━━━ Source text ━━━

Q: Have they asked for that kind of support?
Wolfowitz: They're very anxious to do it themselves. That's the sort of crucial standard for anything, if they would
ask for anything we would do for them, but they are very willing to take help within the framework of helping them to
help themselves and help us in the process.
Q: Is that a model for working with Indonesia, that same sort of --
Wolfowitz: I think it is the right model. I think we have some problems with Indonesia that we don't have with the
Philippines. For one thing we have a whole bunch of legislative restrictions on what we're allowed to do which I think
really need to be reviewed in the light of September 11th.
Q: Restricting mil-to-mil?
Wolfowitz: Yeah. But those restrictions are there because the Indonesian military has been guilty of abuses in the past
that we want to be very careful not to be associated with so it's tricky. But I think when it comes to trying to prevent
Christian/Muslim violence in Sulawesi we're talking about something where [an early] Indonesian military could be very
positive. Positive in the counter-terrorism sense, positive in the human rights sense, and positive for the stability of
--
Q: -- model in the broader sense of budding global terrorism, more al Qaeda or other terrorist networks elsewhere.
Obviously there are going to be different ways of how you carry this out. We're already seeing that.
Wolfowitz: Yeah. I'm hesitant about saying model because every case is different, but yes. I think model in the sense
that there are probably going to be many cases where the best thing we can do is to provide the training and equipment
and possibly some of the backup support from us to permit countries that really want to deal with terrorists, have the
will but lack the means, lack the ability, to take on the problem.
Q: Give them a chance to do it themselves but at a certain point going in, when they ask for the help we come in in a
more direct action, something like that? Is that how it would work?
Wolfowitz: I'm not sure. It could work that way. One could imagine cases where -- One could say in an extreme case we
gave the Taliban a chance to do the job themselves and they didn't do it. We went in and did it for them, if you like,
and did it to them at the same time. But I'm not being entirely facetious.
There the problem was severe enough and therefore the resources we could commit to it were big enough to make that a
very obvious option. If you take it the other extreme, I would want to think long and hard before I said to the
Indonesians that if you can't do the job we'll do it for you because it's such a big and disparate place, and it's not
-- if Indonesia became an al Qaeda base the way Afghanistan was, then we might have to think of it differently, but if
it's a matter of going after small pockets of individuals, you've got to think about what our resources are to police a
whole big country like that versus theirs. So clearly in that case the leverage really has to be placed on the side of
helping them do the job, because we really can't --
I suppose to start with your phrase about ungovernable territory, if we had to treat the whole world as ungovernable we
would literally be the world's policeman, and we're not going to be able to do that.

━━━

**Short problem a**
Turn the rows below into a numbered list, leaving out any blank lines.

━━━ Record set ━━━

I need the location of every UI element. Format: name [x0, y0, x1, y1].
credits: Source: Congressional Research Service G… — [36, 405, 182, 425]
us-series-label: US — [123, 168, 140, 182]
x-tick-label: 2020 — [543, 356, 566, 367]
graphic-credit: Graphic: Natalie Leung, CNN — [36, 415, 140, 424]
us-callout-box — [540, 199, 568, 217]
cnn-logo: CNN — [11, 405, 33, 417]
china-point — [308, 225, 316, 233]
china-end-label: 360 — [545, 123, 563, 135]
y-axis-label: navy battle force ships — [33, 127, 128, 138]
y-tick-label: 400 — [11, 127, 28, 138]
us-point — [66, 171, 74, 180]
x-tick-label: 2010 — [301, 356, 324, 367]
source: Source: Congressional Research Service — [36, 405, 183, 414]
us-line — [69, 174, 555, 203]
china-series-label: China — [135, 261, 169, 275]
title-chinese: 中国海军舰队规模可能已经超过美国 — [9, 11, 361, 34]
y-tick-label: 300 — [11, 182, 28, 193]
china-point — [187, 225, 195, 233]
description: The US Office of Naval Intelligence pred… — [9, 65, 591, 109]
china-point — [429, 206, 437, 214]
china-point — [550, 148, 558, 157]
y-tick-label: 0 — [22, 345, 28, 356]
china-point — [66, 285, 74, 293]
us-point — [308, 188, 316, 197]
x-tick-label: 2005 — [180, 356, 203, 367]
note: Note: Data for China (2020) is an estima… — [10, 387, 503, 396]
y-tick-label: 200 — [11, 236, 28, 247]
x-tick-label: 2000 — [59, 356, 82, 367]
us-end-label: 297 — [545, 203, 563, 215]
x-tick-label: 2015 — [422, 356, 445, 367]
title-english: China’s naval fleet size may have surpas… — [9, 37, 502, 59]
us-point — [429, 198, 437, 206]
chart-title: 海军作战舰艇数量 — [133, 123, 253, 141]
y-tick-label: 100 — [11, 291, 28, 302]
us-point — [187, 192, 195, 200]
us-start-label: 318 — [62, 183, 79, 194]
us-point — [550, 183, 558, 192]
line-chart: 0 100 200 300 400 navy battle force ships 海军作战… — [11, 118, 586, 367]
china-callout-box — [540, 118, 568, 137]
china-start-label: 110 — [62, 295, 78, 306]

━━━

**Short problem b**
Reproduce the stretch of the Wolfowitz interview from "Q: Have they" through "in the process.", with no changes.

**Task answer a**
1. I need the location of every UI element. Format: name [x0, y0, x1, y1].
2. credits: Source: Congressional Research Service G… — [36, 405, 182, 425]
3. us-series-label: US — [123, 168, 140, 182]
4. x-tick-label: 2020 — [543, 356, 566, 367]
5. graphic-credit: Graphic: Natalie Leung, CNN — [36, 415, 140, 424]
6. us-callout-box — [540, 199, 568, 217]
7. cnn-logo: CNN — [11, 405, 33, 417]
8. china-point — [308, 225, 316, 233]
9. china-end-label: 360 — [545, 123, 563, 135]
10. y-axis-label: navy battle force ships — [33, 127, 128, 138]
11. y-tick-label: 400 — [11, 127, 28, 138]
12. us-point — [66, 171, 74, 180]
13. x-tick-label: 2010 — [301, 356, 324, 367]
14. source: Source: Congressional Research Service — [36, 405, 183, 414]
15. us-line — [69, 174, 555, 203]
16. china-series-label: China — [135, 261, 169, 275]
17. title-chinese: 中国海军舰队规模可能已经超过美国 — [9, 11, 361, 34]
18. y-tick-label: 300 — [11, 182, 28, 193]
19. china-point — [187, 225, 195, 233]
20. description: The US Office of Naval Intelligence pred… — [9, 65, 591, 109]
21. china-point — [429, 206, 437, 214]
22. china-point — [550, 148, 558, 157]
23. y-tick-label: 0 — [22, 345, 28, 356]
24. china-point — [66, 285, 74, 293]
25. us-point — [308, 188, 316, 197]
26. x-tick-label: 2005 — [180, 356, 203, 367]
27. note: Note: Data for China (2020) is an estima… — [10, 387, 503, 396]
28. y-tick-label: 200 — [11, 236, 28, 247]
29. x-tick-label: 2000 — [59, 356, 82, 367]
30. us-end-label: 297 — [545, 203, 563, 215]
31. x-tick-label: 2015 — [422, 356, 445, 367]
32. title-english: China’s naval fleet size may have surpas… — [9, 37, 502, 59]
33. us-point — [429, 198, 437, 206]
34. chart-title: 海军作战舰艇数量 — [133, 123, 253, 141]
35. y-tick-label: 100 — [11, 291, 28, 302]
36. us-point — [187, 192, 195, 200]
37. us-start-label: 318 — [62, 183, 79, 194]
38. us-point — [550, 183, 558, 192]
39. line-chart: 0 100 200 300 400 navy battle force ships 海军作战… — [11, 118, 586, 367]
40. china-callout-box — [540, 118, 568, 137]
41. china-start-label: 110 — [62, 295, 78, 306]

**Task answer b**
Q: Have they asked for that kind of support?
Wolfowitz: They're very anxious to do it themselves. That's the sort of crucial standard for anything, if they would
ask for anything we would do for them, but they are very willing to take help within the framework of helping them to
help themselves and help us in the process.